Me, Doc Rivers as a player, means nothing to a player when I am talking to them. They want to know if you know what you’re talking about. To me, that is the most important part of it.


Before moving to the sidelines, Doc Rivers played 13 seasons as a point guard in the NBA.

I didn’t know what the hell I was doing my first year.

There was a group of coaches — and Lenny Wilkens led the pack when I first started coaching — who really reached out to me and wanted me to do well. And Wayne Embry also wanted me to do well. They believed in me.

When I retired from playing, I had an assistant-coaching job offer and was doing TV. And Wayne told me, ‘Go do TV. Take three years and get back into coaching and you are going to be a hell of a coach.’ He wanted me to have the separation. He thought the separation would be great because while doing TV I can go watch other [NBA teams’] systems.

People don’t know that during the 1998-99 NBA lockout year, I went down and coached with the Continental Basketball Association. I sat on the bench with Mark Hughes and Brendan O’Connor in Grand Rapids. I was just an assistant coach. I was driving a pickup truck they gave me where the window didn’t open. I was staying at a Days Inn in Grand Rapids, Michigan. I did that for like two or three weeks, and then the lockout ended. Then I went back and started doing TV.

Truth be told, I never thought I was going to coach. I thought I was going to only do TV. Every time I would do a Miami game, Pat Riley would say, ‘When are you going to jump into the fray? You know you’re going to coach. Just jump.’ I didn’t see myself that way, but others did.

When I got the coach job with the Orlando Magic, I never coached, but I knew what I wanted to do. I knew more how I wanted to be more than what I was doing. And then you learn. I was at a high school game and I saw a play that I ran in the Eastern Conference finals against Cleveland and scored. The lesson there is you never stop learning and you have to stay open-minded.

The things that I know now that I didn’t know when I first started are mostly how to deal with people more than X’s and O’s. Every single player is singular. That’s what you learn. You can’t group anyone. They all have their own way about them, and it’s our job to try to figure out each guy.

The chemistry between this [current] group of guys is what I love about this team.


Rivers led the Celtics to a championship in 2008.

| LISTED ENTRIES |

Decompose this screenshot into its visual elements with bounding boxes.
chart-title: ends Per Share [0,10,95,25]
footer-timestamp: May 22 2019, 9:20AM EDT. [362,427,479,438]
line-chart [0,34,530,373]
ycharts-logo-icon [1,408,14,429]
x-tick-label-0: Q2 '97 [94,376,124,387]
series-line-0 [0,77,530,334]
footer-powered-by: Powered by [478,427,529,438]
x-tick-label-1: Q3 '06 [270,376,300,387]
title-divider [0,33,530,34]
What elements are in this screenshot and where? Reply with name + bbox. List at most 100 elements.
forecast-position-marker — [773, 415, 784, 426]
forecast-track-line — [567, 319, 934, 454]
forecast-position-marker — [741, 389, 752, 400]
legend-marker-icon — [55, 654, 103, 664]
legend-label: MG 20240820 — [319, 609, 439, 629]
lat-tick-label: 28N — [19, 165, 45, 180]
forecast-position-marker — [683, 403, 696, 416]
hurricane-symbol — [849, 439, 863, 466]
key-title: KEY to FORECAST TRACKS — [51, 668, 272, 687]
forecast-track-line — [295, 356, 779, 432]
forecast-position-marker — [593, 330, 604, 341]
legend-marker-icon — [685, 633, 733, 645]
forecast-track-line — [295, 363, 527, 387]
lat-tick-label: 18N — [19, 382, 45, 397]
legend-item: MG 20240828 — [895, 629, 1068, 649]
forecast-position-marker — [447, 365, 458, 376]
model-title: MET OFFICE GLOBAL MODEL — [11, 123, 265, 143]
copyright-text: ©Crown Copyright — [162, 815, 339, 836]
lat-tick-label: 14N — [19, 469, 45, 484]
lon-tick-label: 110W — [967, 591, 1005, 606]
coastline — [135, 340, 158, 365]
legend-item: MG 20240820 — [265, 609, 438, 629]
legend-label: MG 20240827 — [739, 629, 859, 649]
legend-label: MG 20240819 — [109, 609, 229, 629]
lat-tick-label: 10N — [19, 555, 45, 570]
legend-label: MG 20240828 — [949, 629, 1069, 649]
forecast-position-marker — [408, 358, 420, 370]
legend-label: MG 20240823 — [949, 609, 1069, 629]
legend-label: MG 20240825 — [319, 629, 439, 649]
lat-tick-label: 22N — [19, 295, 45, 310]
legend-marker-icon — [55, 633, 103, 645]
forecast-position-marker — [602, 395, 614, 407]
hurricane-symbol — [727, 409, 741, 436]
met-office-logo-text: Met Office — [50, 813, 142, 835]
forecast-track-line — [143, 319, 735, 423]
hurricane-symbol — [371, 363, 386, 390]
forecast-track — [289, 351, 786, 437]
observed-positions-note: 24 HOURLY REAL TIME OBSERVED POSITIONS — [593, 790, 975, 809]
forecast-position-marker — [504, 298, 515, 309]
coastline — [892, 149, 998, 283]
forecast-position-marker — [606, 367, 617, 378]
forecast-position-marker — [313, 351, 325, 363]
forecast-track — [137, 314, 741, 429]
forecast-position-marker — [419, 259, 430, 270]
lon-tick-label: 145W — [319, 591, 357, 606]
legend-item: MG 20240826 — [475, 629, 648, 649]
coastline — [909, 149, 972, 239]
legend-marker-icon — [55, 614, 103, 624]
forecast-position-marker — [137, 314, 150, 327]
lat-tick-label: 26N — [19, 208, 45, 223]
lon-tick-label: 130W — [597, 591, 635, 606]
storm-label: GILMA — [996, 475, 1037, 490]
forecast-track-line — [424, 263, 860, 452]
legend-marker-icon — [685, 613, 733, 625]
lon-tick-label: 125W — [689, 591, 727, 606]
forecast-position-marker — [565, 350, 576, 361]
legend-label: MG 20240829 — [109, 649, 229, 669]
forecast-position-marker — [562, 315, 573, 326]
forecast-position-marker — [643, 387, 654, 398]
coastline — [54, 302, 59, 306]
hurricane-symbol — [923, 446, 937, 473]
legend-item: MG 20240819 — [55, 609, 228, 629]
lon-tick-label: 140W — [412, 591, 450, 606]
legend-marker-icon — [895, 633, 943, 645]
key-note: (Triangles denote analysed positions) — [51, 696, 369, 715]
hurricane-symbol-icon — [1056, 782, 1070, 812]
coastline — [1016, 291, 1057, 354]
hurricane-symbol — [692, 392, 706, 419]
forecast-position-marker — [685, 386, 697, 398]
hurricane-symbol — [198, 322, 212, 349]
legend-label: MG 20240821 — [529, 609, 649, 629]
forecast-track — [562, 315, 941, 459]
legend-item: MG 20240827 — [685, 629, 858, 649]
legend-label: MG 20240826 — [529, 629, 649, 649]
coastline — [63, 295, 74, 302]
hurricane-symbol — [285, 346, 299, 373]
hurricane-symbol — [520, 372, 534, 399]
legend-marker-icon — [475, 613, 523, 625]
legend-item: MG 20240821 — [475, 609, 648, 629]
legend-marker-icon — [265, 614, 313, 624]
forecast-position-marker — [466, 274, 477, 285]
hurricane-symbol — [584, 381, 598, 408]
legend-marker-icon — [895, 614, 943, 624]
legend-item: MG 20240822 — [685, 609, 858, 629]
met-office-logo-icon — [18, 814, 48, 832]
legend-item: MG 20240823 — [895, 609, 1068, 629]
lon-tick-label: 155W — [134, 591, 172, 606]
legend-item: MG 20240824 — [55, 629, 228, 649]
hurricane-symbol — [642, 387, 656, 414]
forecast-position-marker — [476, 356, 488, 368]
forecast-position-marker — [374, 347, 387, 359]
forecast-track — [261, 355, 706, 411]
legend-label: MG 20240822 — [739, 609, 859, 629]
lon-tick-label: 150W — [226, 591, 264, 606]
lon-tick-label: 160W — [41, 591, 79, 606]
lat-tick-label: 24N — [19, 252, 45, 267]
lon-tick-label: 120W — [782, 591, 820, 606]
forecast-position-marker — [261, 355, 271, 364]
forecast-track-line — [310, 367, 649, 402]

| YOUR TASKS |
1 > According to the Doc Rivers passage, how many seasons did Rivers play as an NBA point guard before coaching?
2 > Please list every person named in the Doc Rivers passage other than Rivers himself.
Nothing in the entries is needed here.

| TASK RESPONSES |
1 > 13 seasons.

2 > Lenny Wilkens, Wayne Embry, Mark Hughes, Brendan O'Connor, Pat Riley